+++ Provided data +++
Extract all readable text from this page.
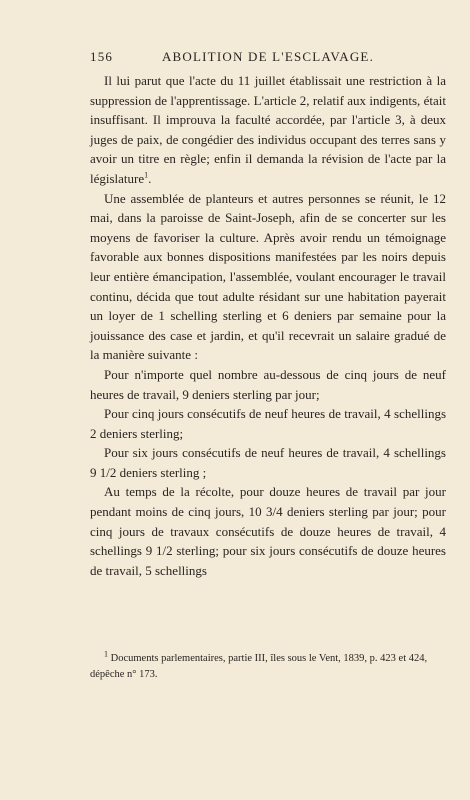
156	ABOLITION DE L'ESCLAVAGE.

Il lui parut que l'acte du 11 juillet établissait une restriction à la suppression de l'apprentissage. L'article 2, relatif aux indigents, était insuffisant. Il improuva la faculté accordée, par l'article 3, à deux juges de paix, de congédier des individus occupant des terres sans y avoir un titre en règle; enfin il demanda la révision de l'acte par la législature$^1$.

Une assemblée de planteurs et autres personnes se réunit, le 12 mai, dans la paroisse de Saint-Joseph, afin de se concerter sur les moyens de favoriser la culture. Après avoir rendu un témoignage favorable aux bonnes dispositions manifestées par les noirs depuis leur entière émancipation, l'assemblée, voulant encourager le travail continu, décida que tout adulte résidant sur une habitation payerait un loyer de 1 schelling sterling et 6 deniers par semaine pour la jouissance des case et jardin, et qu'il recevrait un salaire gradué de la manière suivante :

Pour n'importe quel nombre au-dessous de cinq jours de neuf heures de travail, 9 deniers sterling par jour;

Pour cinq jours consécutifs de neuf heures de travail, 4 schellings 2 deniers sterling;

Pour six jours consécutifs de neuf heures de travail, 4 schellings 9 1/2 deniers sterling ;

Au temps de la récolte, pour douze heures de travail par jour pendant moins de cinq jours, 10 3/4 deniers sterling par jour; pour cinq jours de travaux consécutifs de douze heures de travail, 4 schellings 9 1/2 sterling; pour six jours consécutifs de douze heures de travail, 5 schellings

$^1$ Documents parlementaires, partie III, îles sous le Vent, 1839, p. 423 et 424, dépêche n° 173.
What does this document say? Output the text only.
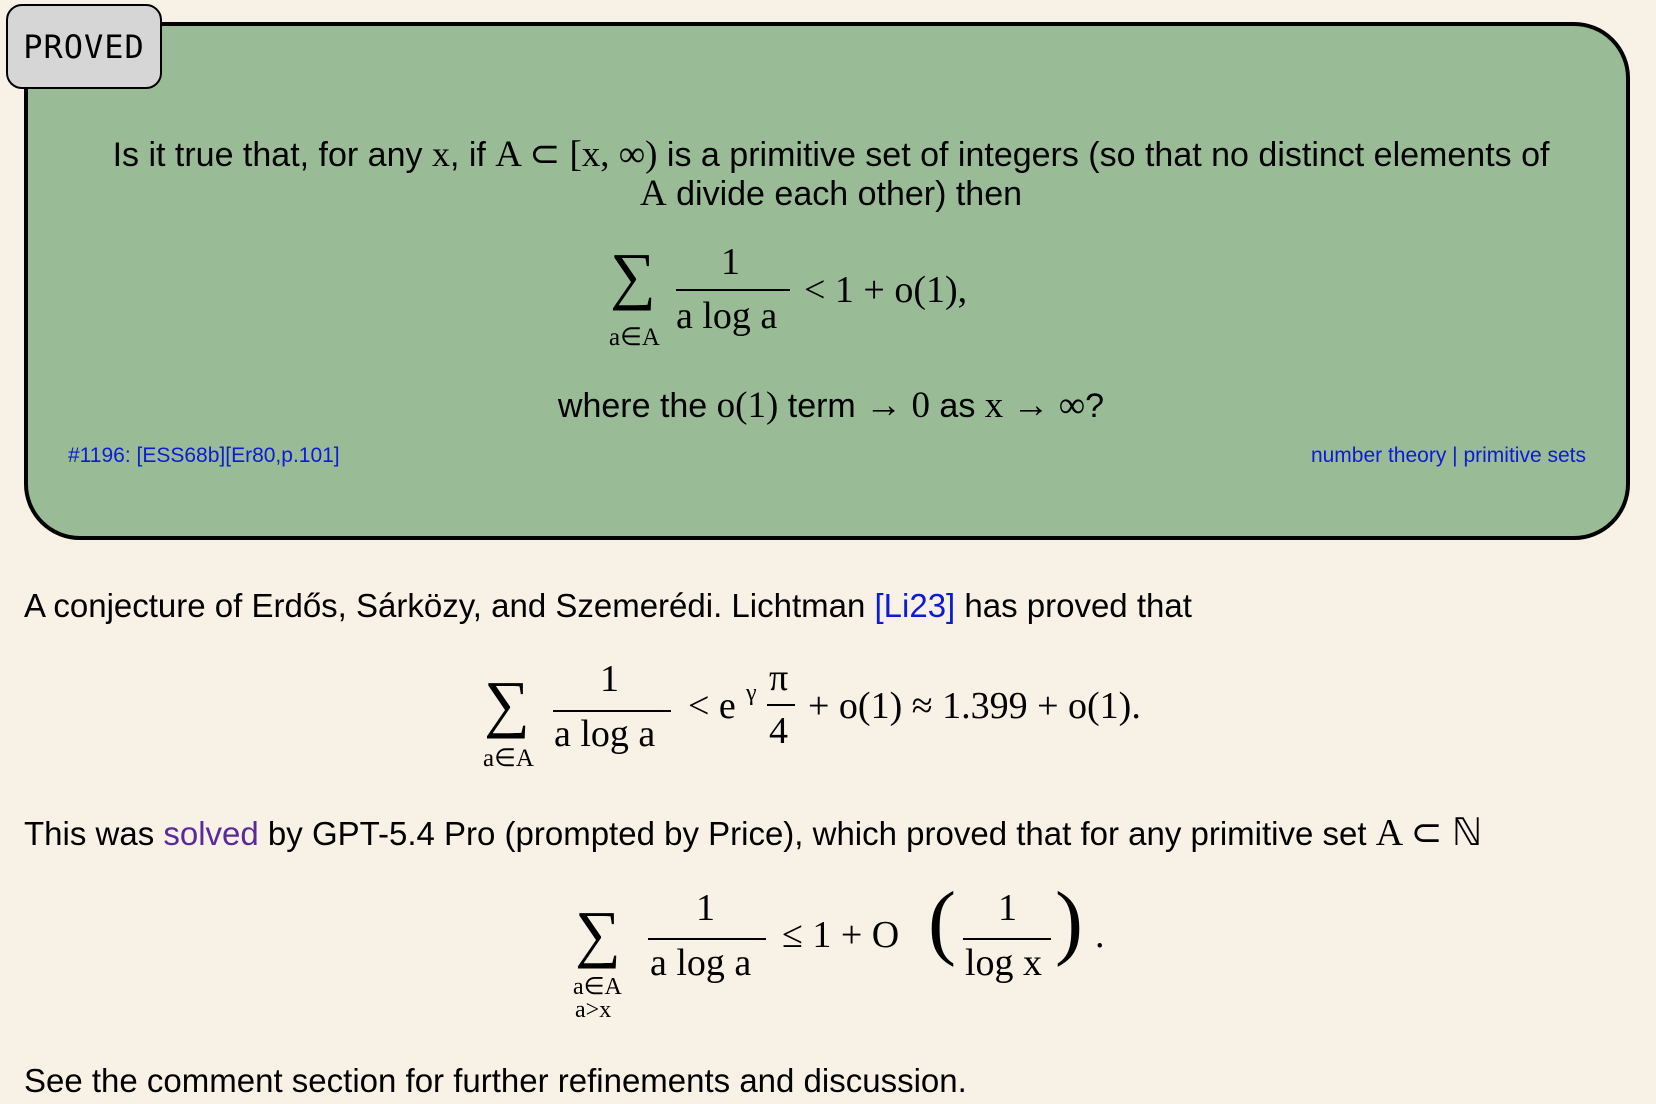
PROVED
Is it true that, for any x, if A ⊂ [x, ∞) is a primitive set of integers (so that no distinct elements of
A divide each other) then
∑
a∈A
1
a log a
< 1 + o(1),
where the o(1) term → 0 as x → ∞?
#1196: [ESS68b][Er80,p.101]	number theory | primitive sets
A conjecture of Erdős, Sárközy, and Szemerédi. Lichtman [Li23] has proved that
∑
a∈A
1
a log a
< e γ π
4
+ o(1) ≈ 1.399 + o(1).
This was solved by GPT-5.4 Pro (prompted by Price), which proved that for any primitive set A ⊂ ℕ
∑
a∈A
a>x
1
a log a
≤ 1 + O ( 1
log x ) .
See the comment section for further refinements and discussion.
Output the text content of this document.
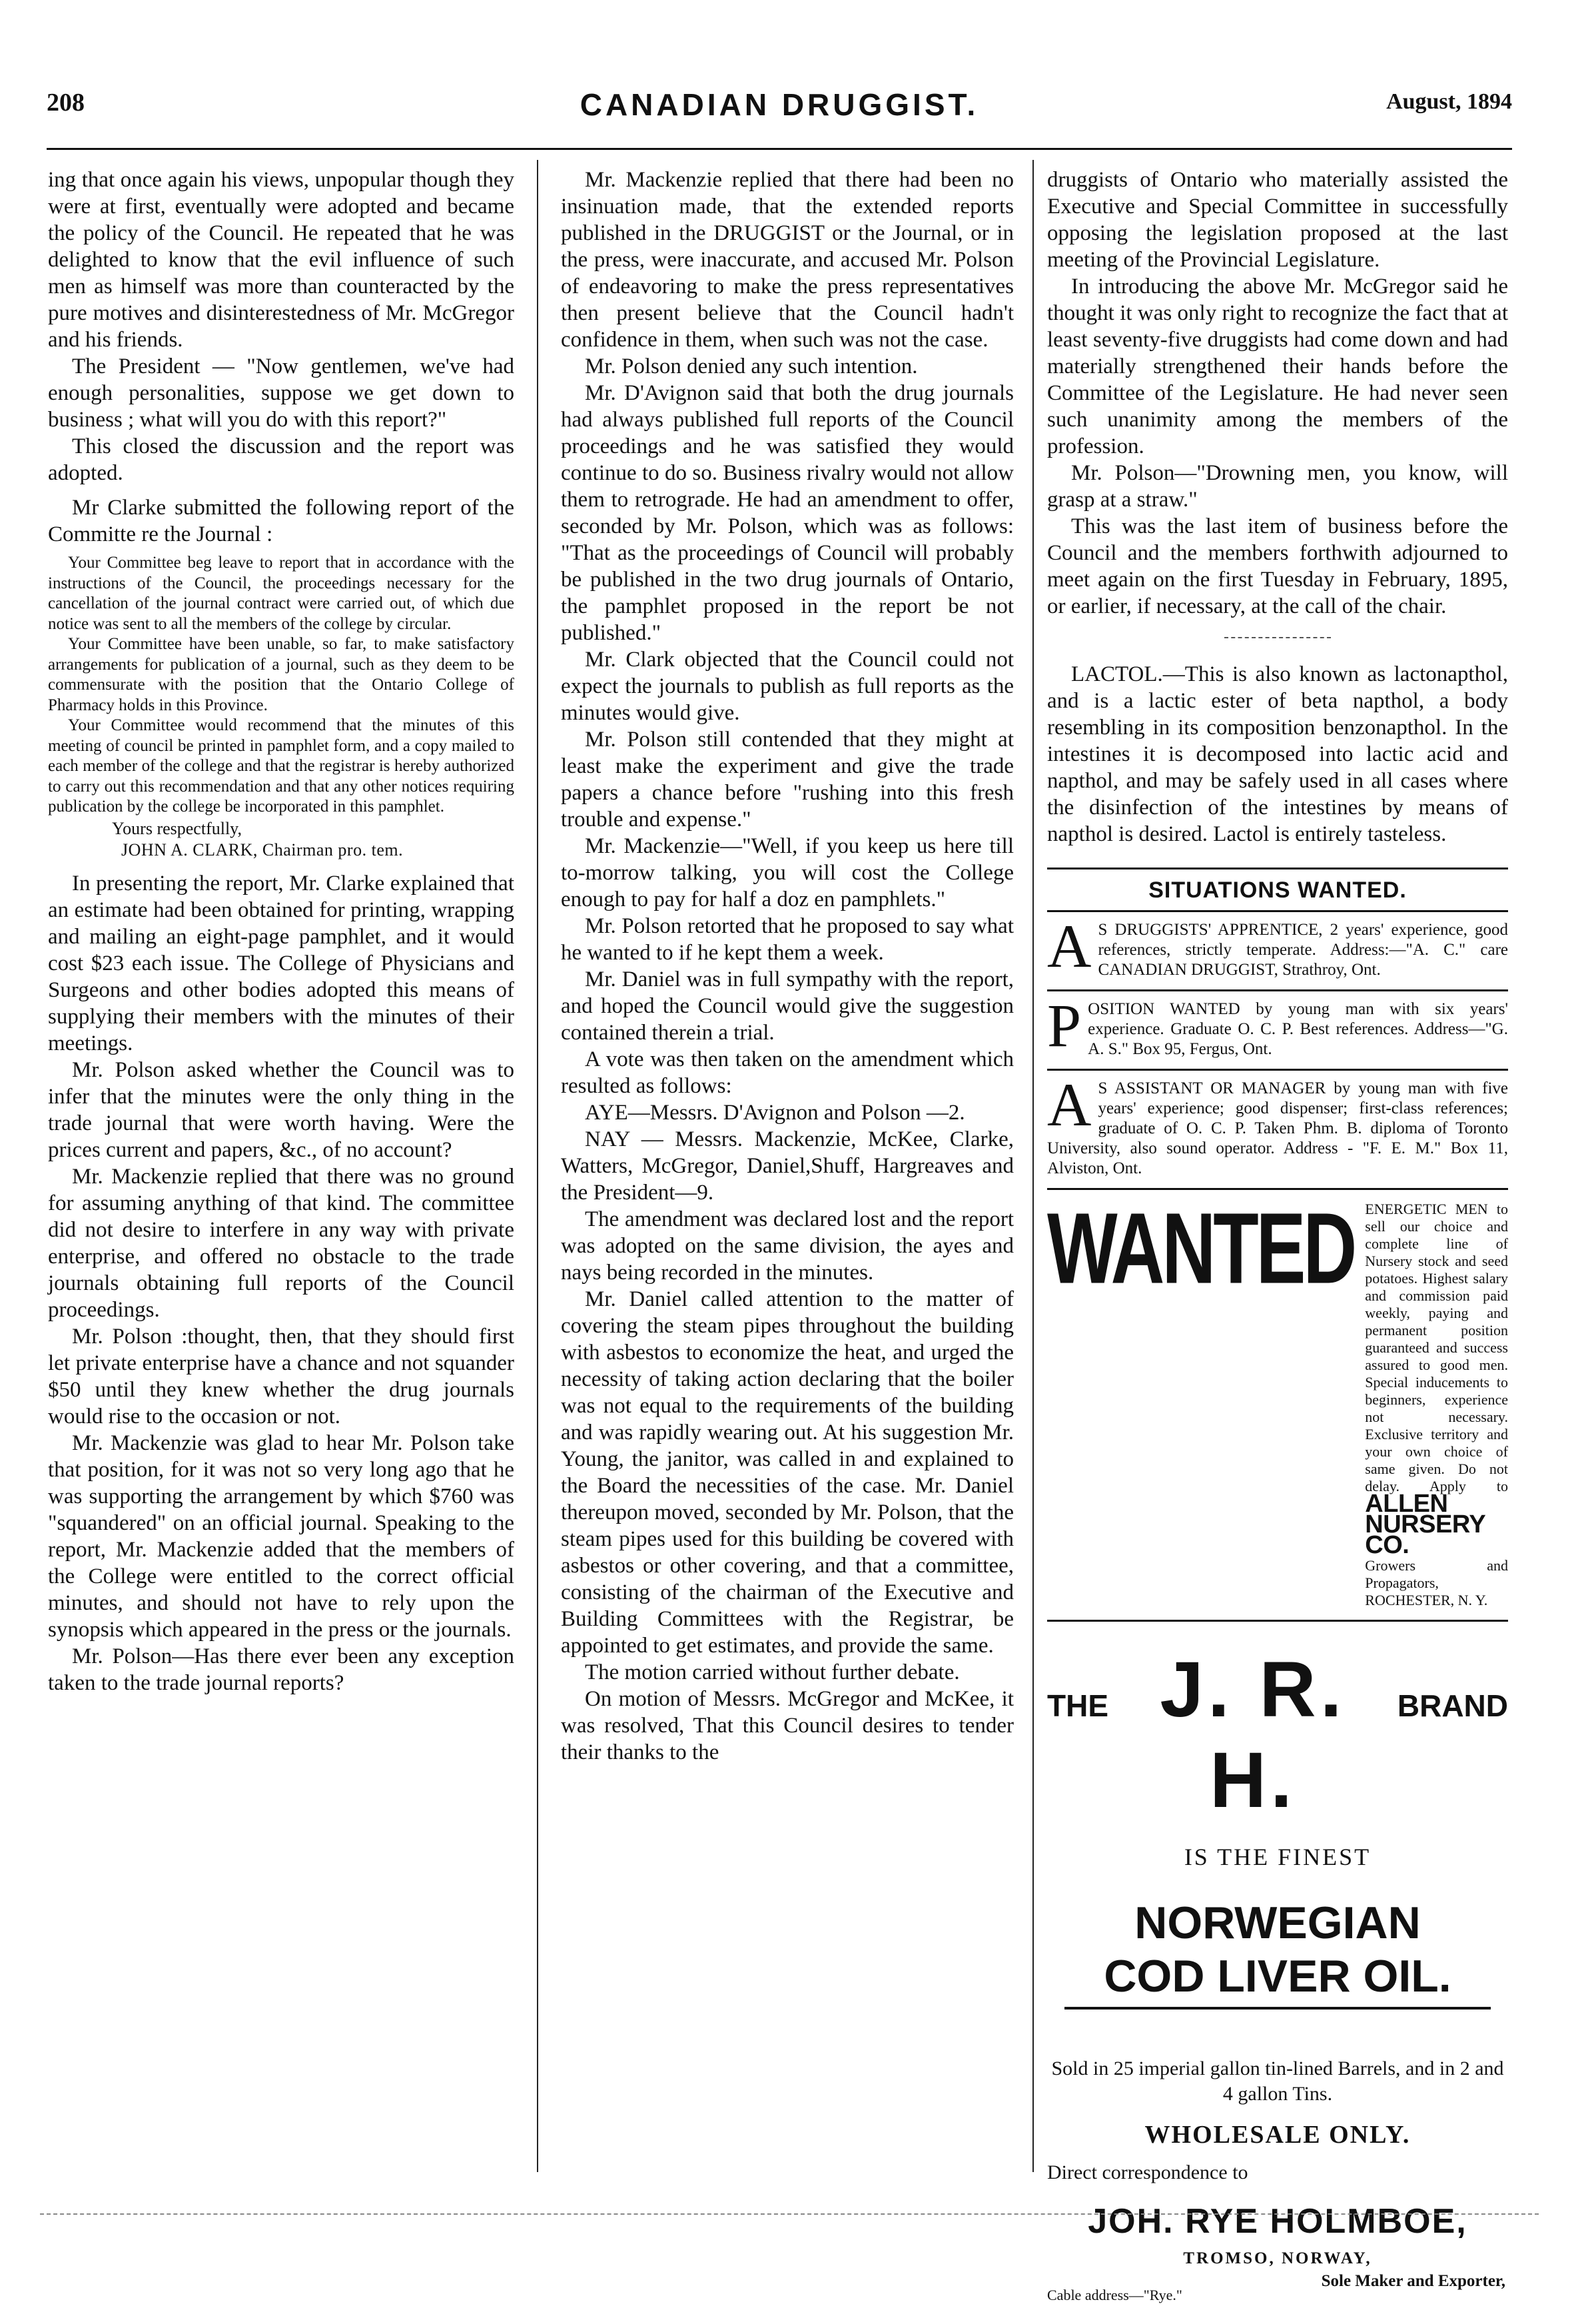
208	CANADIAN DRUGGIST.	August, 1894

ing that once again his views, unpopular though they were at first, eventually were adopted and became the policy of the Council. He repeated that he was delighted to know that the evil influence of such men as himself was more than counteracted by the pure motives and disinterestedness of Mr. McGregor and his friends.

The President — "Now gentlemen, we've had enough personalities, suppose we get down to business ; what will you do with this report?"

This closed the discussion and the report was adopted.

Mr Clarke submitted the following report of the Committe re the Journal :

Your Committee beg leave to report that in accordance with the instructions of the Council, the proceedings necessary for the cancellation of the journal contract were carried out, of which due notice was sent to all the members of the college by circular.

Your Committee have been unable, so far, to make satisfactory arrangements for publication of a journal, such as they deem to be commensurate with the position that the Ontario College of Pharmacy holds in this Province.

Your Committee would recommend that the minutes of this meeting of council be printed in pamphlet form, and a copy mailed to each member of the college and that the registrar is hereby authorized to carry out this recommendation and that any other notices requiring publication by the college be incorporated in this pamphlet.

Yours respectfully,
JOHN A. CLARK, Chairman pro. tem.

In presenting the report, Mr. Clarke explained that an estimate had been obtained for printing, wrapping and mailing an eight-page pamphlet, and it would cost $23 each issue. The College of Physicians and Surgeons and other bodies adopted this means of supplying their members with the minutes of their meetings.

Mr. Polson asked whether the Council was to infer that the minutes were the only thing in the trade journal that were worth having. Were the prices current and papers, &c., of no account?

Mr. Mackenzie replied that there was no ground for assuming anything of that kind. The committee did not desire to interfere in any way with private enterprise, and offered no obstacle to the trade journals obtaining full reports of the Council proceedings.

Mr. Polson :thought, then, that they should first let private enterprise have a chance and not squander $50 until they knew whether the drug journals would rise to the occasion or not.

Mr. Mackenzie was glad to hear Mr. Polson take that position, for it was not so very long ago that he was supporting the arrangement by which $760 was "squandered" on an official journal. Speaking to the report, Mr. Mackenzie added that the members of the College were entitled to the correct official minutes, and should not have to rely upon the synopsis which appeared in the press or the journals.

Mr. Polson—Has there ever been any exception taken to the trade journal reports?

Mr. Mackenzie replied that there had been no insinuation made, that the extended reports published in the DRUGGIST or the Journal, or in the press, were inaccurate, and accused Mr. Polson of endeavoring to make the press representatives then present believe that the Council hadn't confidence in them, when such was not the case.

Mr. Polson denied any such intention.

Mr. D'Avignon said that both the drug journals had always published full reports of the Council proceedings and he was satisfied they would continue to do so. Business rivalry would not allow them to retrograde. He had an amendment to offer, seconded by Mr. Polson, which was as follows: "That as the proceedings of Council will probably be published in the two drug journals of Ontario, the pamphlet proposed in the report be not published."

Mr. Clark objected that the Council could not expect the journals to publish as full reports as the minutes would give.

Mr. Polson still contended that they might at least make the experiment and give the trade papers a chance before "rushing into this fresh trouble and expense."

Mr. Mackenzie—"Well, if you keep us here till to-morrow talking, you will cost the College enough to pay for half a doz en pamphlets."

Mr. Polson retorted that he proposed to say what he wanted to if he kept them a week.

Mr. Daniel was in full sympathy with the report, and hoped the Council would give the suggestion contained therein a trial.

A vote was then taken on the amendment which resulted as follows:

AYE—Messrs. D'Avignon and Polson —2.

NAY — Messrs. Mackenzie, McKee, Clarke, Watters, McGregor, Daniel,Shuff, Hargreaves and the President—9.

The amendment was declared lost and the report was adopted on the same division, the ayes and nays being recorded in the minutes.

Mr. Daniel called attention to the matter of covering the steam pipes throughout the building with asbestos to economize the heat, and urged the necessity of taking action declaring that the boiler was not equal to the requirements of the building and was rapidly wearing out. At his suggestion Mr. Young, the janitor, was called in and explained to the Board the necessities of the case. Mr. Daniel thereupon moved, seconded by Mr. Polson, that the steam pipes used for this building be covered with asbestos or other covering, and that a committee, consisting of the chairman of the Executive and Building Committees with the Registrar, be appointed to get estimates, and provide the same.

The motion carried without further debate.

On motion of Messrs. McGregor and McKee, it was resolved, That this Council desires to tender their thanks to the

druggists of Ontario who materially assisted the Executive and Special Committee in successfully opposing the legislation proposed at the last meeting of the Provincial Legislature.

In introducing the above Mr. McGregor said he thought it was only right to recognize the fact that at least seventy-five druggists had come down and had materially strengthened their hands before the Committee of the Legislature. He had never seen such unanimity among the members of the profession.

Mr. Polson—"Drowning men, you know, will grasp at a straw."

This was the last item of business before the Council and the members forthwith adjourned to meet again on the first Tuesday in February, 1895, or earlier, if necessary, at the call of the chair.

LACTOL.—This is also known as lactonapthol, and is a lactic ester of beta napthol, a body resembling in its composition benzonapthol. In the intestines it is decomposed into lactic acid and napthol, and may be safely used in all cases where the disinfection of the intestines by means of napthol is desired. Lactol is entirely tasteless.

SITUATIONS WANTED.
A S DRUGGISTS' APPRENTICE, 2 years' experience, good references, strictly temperate. Address:—"A. C." care CANADIAN DRUGGIST, Strathroy, Ont.
P OSITION WANTED by young man with six years' experience. Graduate O. C. P. Best references. Address—"G. A. S." Box 95, Fergus, Ont.
A S ASSISTANT OR MANAGER by young man with five years' experience; good dispenser; first-class references; graduate of O. C. P. Taken Phm. B. diploma of Toronto University, also sound operator. Address - "F. E. M." Box 11, Alviston, Ont.
WANTED ENERGETIC MEN to sell our choice and complete line of Nursery stock and seed potatoes. Highest salary and commission paid weekly, paying and permanent position guaranteed and success assured to good men. Special inducements to beginners, experience not necessary. Exclusive territory and your own choice of same given. Do not delay. Apply to ALLEN NURSERY CO.
Growers and Propagators, ROCHESTER, N. Y.
THE J. R. H.
BRAND
IS THE FINEST
NORWEGIAN
COD LIVER OIL.
Sold in 25 imperial gallon tin-lined Barrels, and in 2 and 4 gallon Tins.
WHOLESALE ONLY.
Direct correspondence to
JOH. RYE HOLMBOE,
TROMSO, NORWAY,
Sole Maker and Exporter,
Cable address—"Rye."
+++
* Prompt *
Identify each line in the records above containing the word "published"; copy those lines.

* The answer *
Mr. Mackenzie replied that there had been no insinuation made, that the extended reports published in the DRUGGIST or the Journal, or in the press, were inaccurate, and accused Mr. Polson of endeavoring to make the press representatives then present believe that the Council hadn't confidence in them, when such was not the case.
Mr. D'Avignon said that both the drug journals had always published full reports of the Council proceedings and he was satisfied they would continue to do so. Business rivalry would not allow them to retrograde. He had an amendment to offer, seconded by Mr. Polson, which was as follows: "That as the proceedings of Council will probably be published in the two drug journals of Ontario, the pamphlet proposed in the report be not published."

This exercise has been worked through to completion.